## DATA LISTING
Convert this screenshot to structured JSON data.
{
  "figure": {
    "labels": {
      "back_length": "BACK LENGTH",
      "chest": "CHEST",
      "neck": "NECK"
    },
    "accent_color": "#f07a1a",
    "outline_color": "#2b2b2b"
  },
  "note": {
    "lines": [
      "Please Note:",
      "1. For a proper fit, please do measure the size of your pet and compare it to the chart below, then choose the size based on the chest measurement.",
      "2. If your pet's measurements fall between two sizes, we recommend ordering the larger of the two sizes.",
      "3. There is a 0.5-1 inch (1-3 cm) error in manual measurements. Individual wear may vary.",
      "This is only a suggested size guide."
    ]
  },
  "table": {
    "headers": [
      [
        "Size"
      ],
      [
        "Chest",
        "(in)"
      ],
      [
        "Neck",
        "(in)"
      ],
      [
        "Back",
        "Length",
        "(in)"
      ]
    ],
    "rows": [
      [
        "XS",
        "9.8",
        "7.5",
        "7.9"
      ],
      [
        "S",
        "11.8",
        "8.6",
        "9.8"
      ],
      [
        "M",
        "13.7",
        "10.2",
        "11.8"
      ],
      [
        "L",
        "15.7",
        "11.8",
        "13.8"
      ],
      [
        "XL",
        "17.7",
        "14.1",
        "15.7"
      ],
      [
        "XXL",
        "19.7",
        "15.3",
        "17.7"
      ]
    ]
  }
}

## BRIEF
From the preceding material, extract every line exactly.

## ANSWER
Convert this screenshot to structured JSON data.
{
  "figure": {
    "labels": {
      "back_length": "BACK LENGTH",
      "chest": "CHEST",
      "neck": "NECK"
    },
    "accent_color": "#f07a1a",
    "outline_color": "#2b2b2b"
  },
  "note": {
    "lines": [
      "Please Note:",
      "1. For a proper fit, please do measure the size of your pet and compare it to the chart below, then choose the size based on the chest measurement.",
      "2. If your pet's measurements fall between two sizes, we recommend ordering the larger of the two sizes.",
      "3. There is a 0.5-1 inch (1-3 cm) error in manual measurements. Individual wear may vary.",
      "This is only a suggested size guide."
    ]
  },
  "table": {
    "headers": [
      [
        "Size"
      ],
      [
        "Chest",
        "(in)"
      ],
      [
        "Neck",
        "(in)"
      ],
      [
        "Back",
        "Length",
        "(in)"
      ]
    ],
    "rows": [
      [
        "XS",
        "9.8",
        "7.5",
        "7.9"
      ],
      [
        "S",
        "11.8",
        "8.6",
        "9.8"
      ],
      [
        "M",
        "13.7",
        "10.2",
        "11.8"
      ],
      [
        "L",
        "15.7",
        "11.8",
        "13.8"
      ],
      [
        "XL",
        "17.7",
        "14.1",
        "15.7"
      ],
      [
        "XXL",
        "19.7",
        "15.3",
        "17.7"
      ]
    ]
  }
}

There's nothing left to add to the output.